[START OF Material for the task]

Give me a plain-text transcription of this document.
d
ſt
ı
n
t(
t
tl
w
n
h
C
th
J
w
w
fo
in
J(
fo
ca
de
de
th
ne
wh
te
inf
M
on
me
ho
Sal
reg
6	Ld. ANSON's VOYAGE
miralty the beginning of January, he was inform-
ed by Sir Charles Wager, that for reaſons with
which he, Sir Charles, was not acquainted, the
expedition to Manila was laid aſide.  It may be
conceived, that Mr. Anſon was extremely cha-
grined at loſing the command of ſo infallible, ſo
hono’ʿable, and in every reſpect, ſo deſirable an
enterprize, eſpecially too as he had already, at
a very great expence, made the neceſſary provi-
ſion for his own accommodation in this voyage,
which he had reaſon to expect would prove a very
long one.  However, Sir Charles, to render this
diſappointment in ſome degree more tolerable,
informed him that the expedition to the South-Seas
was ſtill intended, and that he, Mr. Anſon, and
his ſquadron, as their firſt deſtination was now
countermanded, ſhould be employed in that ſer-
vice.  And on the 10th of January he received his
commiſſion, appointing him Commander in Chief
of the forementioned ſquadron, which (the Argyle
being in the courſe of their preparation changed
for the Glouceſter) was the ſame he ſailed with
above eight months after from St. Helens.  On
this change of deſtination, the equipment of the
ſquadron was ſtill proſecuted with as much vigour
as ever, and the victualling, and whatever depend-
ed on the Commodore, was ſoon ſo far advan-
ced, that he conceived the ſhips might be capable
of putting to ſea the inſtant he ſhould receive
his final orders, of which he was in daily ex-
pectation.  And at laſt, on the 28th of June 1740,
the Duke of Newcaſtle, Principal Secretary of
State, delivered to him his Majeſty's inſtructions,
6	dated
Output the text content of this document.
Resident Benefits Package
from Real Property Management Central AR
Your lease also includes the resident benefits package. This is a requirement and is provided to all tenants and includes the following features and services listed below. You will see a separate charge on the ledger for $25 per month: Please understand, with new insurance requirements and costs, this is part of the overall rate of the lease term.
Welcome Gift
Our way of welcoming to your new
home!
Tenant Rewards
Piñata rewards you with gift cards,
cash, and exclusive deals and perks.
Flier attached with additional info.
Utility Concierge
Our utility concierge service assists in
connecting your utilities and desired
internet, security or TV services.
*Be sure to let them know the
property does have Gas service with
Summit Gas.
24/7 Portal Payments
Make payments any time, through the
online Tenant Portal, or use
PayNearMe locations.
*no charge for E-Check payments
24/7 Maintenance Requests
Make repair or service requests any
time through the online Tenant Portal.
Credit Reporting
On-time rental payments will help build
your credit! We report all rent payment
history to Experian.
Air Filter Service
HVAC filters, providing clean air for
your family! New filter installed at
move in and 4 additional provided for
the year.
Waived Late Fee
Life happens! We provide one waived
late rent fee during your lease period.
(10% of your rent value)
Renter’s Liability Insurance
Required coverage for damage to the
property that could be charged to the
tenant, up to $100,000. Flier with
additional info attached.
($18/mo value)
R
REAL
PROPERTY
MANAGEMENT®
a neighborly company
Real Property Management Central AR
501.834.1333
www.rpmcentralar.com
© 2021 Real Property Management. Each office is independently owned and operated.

[END OF Material for the task]

For the data above, state only how many lines include the word "with".

8